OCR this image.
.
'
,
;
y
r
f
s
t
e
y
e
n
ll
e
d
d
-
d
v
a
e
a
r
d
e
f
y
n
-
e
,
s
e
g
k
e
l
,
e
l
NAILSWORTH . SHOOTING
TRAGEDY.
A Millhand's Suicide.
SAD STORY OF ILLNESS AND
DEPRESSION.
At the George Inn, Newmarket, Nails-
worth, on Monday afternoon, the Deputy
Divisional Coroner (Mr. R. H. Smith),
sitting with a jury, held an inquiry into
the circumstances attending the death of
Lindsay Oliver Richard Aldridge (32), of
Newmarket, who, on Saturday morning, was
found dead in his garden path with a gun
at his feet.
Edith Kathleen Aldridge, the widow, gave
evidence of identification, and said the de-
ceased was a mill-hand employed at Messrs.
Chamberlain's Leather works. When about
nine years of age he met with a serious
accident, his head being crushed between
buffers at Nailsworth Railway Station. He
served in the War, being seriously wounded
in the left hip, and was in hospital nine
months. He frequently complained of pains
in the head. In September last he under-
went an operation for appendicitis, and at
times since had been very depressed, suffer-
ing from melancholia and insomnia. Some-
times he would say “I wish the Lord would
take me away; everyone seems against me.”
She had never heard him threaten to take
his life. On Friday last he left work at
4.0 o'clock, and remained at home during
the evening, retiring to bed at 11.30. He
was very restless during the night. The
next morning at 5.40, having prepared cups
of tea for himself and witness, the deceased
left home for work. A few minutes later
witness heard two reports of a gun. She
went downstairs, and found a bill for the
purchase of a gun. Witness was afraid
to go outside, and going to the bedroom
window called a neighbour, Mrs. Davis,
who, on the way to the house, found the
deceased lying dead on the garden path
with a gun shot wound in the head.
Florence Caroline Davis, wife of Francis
+ + + +
Prompt:
From the listing above, find the number of lines with the word "take" in them. Answer with the number only.

Reply to the task:
2